▸ SET TASK
How many of these lines hold the string "电子工业出版社"? Answer with the number only.

[Start of MATERIALS PROVIDED]

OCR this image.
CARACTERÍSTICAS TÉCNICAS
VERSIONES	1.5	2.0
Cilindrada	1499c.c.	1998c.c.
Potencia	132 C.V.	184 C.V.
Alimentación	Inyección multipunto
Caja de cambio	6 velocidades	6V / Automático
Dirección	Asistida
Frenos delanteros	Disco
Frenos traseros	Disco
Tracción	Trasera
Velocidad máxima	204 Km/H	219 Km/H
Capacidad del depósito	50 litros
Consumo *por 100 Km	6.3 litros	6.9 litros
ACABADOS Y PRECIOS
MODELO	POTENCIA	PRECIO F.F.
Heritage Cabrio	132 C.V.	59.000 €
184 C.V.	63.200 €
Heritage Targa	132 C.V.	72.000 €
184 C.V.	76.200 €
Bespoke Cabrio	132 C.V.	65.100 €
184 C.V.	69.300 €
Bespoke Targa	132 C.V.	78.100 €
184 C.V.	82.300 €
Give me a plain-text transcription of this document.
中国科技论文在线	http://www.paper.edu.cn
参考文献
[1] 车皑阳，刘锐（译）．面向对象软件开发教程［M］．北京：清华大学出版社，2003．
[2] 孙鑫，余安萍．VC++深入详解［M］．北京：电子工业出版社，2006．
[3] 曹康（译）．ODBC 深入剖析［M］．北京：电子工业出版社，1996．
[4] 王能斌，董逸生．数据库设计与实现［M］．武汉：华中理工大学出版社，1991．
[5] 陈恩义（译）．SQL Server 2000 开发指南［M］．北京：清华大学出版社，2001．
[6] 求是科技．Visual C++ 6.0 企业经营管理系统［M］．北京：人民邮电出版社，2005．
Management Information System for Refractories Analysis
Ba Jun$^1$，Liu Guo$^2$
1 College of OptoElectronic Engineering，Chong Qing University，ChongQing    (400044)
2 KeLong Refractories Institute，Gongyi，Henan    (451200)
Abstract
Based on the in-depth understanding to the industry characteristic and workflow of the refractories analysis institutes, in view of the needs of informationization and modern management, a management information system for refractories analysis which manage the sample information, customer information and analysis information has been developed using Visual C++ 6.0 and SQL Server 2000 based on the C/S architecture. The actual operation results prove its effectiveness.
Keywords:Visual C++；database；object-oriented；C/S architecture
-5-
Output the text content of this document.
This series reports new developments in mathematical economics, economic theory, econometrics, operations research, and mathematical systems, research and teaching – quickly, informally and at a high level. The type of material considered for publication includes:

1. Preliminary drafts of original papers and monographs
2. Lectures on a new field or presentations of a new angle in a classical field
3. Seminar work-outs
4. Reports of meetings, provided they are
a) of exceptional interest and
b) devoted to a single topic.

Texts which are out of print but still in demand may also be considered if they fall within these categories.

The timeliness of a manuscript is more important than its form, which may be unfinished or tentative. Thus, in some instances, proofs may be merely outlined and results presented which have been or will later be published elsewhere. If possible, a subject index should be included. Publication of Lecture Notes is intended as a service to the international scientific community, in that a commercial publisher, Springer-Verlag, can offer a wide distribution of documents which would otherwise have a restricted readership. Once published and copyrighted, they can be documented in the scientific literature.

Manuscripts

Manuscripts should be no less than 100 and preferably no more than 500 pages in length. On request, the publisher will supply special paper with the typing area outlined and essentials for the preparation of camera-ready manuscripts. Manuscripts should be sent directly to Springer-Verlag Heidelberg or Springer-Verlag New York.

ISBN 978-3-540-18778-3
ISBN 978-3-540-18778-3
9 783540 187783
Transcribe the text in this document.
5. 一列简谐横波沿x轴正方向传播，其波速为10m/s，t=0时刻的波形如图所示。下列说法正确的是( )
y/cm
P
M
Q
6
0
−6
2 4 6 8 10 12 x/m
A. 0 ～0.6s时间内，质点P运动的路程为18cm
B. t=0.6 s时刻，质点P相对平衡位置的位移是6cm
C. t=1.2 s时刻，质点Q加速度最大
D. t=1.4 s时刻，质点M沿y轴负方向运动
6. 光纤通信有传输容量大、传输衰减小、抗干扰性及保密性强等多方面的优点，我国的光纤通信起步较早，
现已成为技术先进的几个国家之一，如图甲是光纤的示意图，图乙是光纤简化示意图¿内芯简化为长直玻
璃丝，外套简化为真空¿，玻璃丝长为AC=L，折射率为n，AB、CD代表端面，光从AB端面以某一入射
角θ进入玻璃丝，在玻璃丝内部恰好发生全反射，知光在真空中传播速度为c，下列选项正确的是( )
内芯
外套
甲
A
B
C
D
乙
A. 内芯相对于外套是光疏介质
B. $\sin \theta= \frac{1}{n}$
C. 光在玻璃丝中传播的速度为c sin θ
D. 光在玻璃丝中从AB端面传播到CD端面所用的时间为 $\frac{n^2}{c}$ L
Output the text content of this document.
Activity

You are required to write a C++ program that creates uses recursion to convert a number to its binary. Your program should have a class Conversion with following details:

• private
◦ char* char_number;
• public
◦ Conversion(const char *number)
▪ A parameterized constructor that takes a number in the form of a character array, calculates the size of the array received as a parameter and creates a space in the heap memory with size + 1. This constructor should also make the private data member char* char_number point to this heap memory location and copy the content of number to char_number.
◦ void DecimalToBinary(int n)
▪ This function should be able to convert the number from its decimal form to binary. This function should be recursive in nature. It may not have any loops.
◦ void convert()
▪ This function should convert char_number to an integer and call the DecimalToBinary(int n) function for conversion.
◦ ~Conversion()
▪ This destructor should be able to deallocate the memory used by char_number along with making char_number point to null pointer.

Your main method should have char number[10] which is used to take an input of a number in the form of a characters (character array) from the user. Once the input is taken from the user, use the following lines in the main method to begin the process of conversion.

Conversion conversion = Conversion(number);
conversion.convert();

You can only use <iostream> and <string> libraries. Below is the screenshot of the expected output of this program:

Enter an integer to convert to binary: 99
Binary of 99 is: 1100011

[End of MATERIALS PROVIDED]

▸ ANSWER TO THE PROBLEM
2